本文 ->
----
地域主導型再エネ事業の人材育成を目指す「飯田自然エネルギー大学」は、2022年秋から4期生が学んでいます。
1月20(土)-21日(日)は「地方自治体の脱炭素化」をテーマに、第14回授業を開催しました。
1日目のテーマは「脱炭素社会づくりと地方自治体の行政計画」。
茅野恒秀先生(信州大学人文学部准教授) から、自治体の脱炭素計画づくりの現状と課題について講義を聴きました。

エネルギー問題は「課題が複雑に絡み合う“やっかいな問題”」とした上で、取り組みを進めるには医療保健福祉分野のような多職種の連携が有効として、松本市ゼロカーボンコンソーシアムやドイツカッセル市の事例を紹介しました。
自治体が取り組む基本政策は、「省エネ」「地域主導の再エネ転換」「それらを可能にするインフラ整備」の3点と整理しました。
----
保存済みデータ項目:
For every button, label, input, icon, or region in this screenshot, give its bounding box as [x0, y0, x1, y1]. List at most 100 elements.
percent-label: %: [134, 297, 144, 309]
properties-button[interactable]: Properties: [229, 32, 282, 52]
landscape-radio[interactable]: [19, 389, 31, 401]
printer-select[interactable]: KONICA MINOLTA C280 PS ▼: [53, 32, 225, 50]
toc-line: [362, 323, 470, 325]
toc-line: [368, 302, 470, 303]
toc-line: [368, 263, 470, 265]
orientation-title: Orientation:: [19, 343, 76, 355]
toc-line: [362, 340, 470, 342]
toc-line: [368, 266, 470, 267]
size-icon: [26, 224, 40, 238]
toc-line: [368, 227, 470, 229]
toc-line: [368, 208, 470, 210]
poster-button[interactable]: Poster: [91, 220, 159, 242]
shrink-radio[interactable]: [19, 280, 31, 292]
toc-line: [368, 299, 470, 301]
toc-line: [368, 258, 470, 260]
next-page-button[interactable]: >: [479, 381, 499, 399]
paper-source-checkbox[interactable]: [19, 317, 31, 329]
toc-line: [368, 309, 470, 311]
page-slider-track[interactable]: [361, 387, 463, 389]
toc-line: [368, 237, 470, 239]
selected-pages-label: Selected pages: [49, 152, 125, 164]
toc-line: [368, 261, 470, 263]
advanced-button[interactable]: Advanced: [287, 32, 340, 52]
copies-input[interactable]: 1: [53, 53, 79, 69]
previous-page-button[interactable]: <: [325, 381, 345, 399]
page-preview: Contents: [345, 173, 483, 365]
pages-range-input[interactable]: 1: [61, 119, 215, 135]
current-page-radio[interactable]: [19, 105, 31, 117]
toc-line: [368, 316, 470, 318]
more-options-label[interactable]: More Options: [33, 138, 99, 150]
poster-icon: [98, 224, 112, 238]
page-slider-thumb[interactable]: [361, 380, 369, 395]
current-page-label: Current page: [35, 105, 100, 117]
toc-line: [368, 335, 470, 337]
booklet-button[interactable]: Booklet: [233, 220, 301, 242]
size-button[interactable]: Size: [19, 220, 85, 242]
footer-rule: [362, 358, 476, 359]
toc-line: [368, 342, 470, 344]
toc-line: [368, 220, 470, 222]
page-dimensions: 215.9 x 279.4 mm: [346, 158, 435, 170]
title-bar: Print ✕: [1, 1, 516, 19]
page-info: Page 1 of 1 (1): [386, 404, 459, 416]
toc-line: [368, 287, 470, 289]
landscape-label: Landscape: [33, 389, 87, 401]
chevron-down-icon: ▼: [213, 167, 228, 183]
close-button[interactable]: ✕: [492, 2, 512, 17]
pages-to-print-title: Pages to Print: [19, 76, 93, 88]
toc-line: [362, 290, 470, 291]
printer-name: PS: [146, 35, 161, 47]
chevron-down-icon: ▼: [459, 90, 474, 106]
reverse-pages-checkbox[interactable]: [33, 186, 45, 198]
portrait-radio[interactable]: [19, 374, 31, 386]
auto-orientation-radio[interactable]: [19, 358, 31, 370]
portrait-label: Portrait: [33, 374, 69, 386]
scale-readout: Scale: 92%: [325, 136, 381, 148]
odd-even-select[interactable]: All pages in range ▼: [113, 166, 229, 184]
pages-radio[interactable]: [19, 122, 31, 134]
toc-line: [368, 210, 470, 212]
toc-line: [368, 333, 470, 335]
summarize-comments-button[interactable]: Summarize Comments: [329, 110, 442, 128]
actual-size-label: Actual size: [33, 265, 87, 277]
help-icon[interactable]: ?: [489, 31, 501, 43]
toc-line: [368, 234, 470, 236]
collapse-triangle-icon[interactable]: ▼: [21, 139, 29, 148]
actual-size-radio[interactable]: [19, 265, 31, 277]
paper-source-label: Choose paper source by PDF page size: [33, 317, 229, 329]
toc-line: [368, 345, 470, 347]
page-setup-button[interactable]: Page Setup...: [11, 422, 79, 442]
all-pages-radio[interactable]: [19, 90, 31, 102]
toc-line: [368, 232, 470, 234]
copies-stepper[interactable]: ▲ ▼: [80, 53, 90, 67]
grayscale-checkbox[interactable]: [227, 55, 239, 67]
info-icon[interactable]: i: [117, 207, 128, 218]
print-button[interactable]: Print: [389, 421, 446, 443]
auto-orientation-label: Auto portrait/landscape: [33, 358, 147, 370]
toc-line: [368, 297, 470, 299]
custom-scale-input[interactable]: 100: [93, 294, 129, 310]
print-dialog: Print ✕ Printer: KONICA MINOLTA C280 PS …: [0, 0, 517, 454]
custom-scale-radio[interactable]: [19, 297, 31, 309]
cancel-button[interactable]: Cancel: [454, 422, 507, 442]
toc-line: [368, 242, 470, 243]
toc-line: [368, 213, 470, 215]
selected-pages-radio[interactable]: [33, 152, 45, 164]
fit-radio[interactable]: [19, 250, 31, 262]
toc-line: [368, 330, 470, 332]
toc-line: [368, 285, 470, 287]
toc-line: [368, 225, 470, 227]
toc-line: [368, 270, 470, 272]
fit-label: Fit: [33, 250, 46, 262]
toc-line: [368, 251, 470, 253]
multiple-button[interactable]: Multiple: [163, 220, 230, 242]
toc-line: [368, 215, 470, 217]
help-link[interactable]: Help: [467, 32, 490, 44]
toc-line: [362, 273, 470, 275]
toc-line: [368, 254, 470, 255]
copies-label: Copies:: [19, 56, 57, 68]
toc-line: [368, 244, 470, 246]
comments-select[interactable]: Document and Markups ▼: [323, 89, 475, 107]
----
課題 A ->
飯田自然エネルギー大学の授業報告のうち、「地域主導型再エネ事業の人材育」から「整備」の3点と整理しました。」までを一字一句そのまま書き写してください。
課題 B ->
飯田自然エネルギー大学の授業報告を、最後の文の後から書き継いでください。

期待される出力 A ->
地域主導型再エネ事業の人材育成を目指す「飯田自然エネルギー大学」は、2022年秋から4期生が学んでいます。
1月20(土)-21日(日)は「地方自治体の脱炭素化」をテーマに、第14回授業を開催しました。
1日目のテーマは「脱炭素社会づくりと地方自治体の行政計画」。
茅野恒秀先生(信州大学人文学部准教授) から、自治体の脱炭素計画づくりの現状と課題について講義を聴きました。

エネルギー問題は「課題が複雑に絡み合う“やっかいな問題”」とした上で、取り組みを進めるには医療保健福祉分野のような多職種の連携が有効として、松本市ゼロカーボンコンソーシアムやドイツカッセル市の事例を紹介しました。
自治体が取り組む基本政策は、「省エネ」「地域主導の再エネ転換」「それらを可能にするインフラ整備」の3点と整理しました。

期待される出力 B ->
また、環境部署だけでなく全部署で脱炭素化施策を立案した長野県箕輪町、市街地空洞化をきっかけに市民参加型の対話イベントが続く長野県上田市の取組みも紹介。
地域から流出するエネルギー費用は莫大で、それを地域内に留めるには地域主導型の再エネ事業は欠かせないと呼びかけました。
2日目は長野県、奈良県生駒市の脱炭素化計画の講義を行いました。
長野県環境政策課・室賀課長からは、2021年に策定した「長野県ゼロカーボン戦略」と、2030年度目標を達成するためのロードマップについて説明がありました。
受講生からは「住宅断熱化は重要だが、大工さんが減って若手がいないのが課題。人材育成の計画などありますか」「戦略を裏付けるバックデータの試算はどのように進めたのか」
など質問が挙がりました。

奈良県生駒市の取組みは、SDGs推進課・木口課長補佐より説明いただきました。
同市は環境省「脱炭素先行地域」に選定されて、取組みには地域エネルギー事業者や地域新電力も参加しています。
今後の事業計画では、公共施設だけでなく市内の住宅地2地区も指定されていて、既存住宅地の脱炭素化やコミュニティサービスに取り組む点が、受講生の関心を集めました。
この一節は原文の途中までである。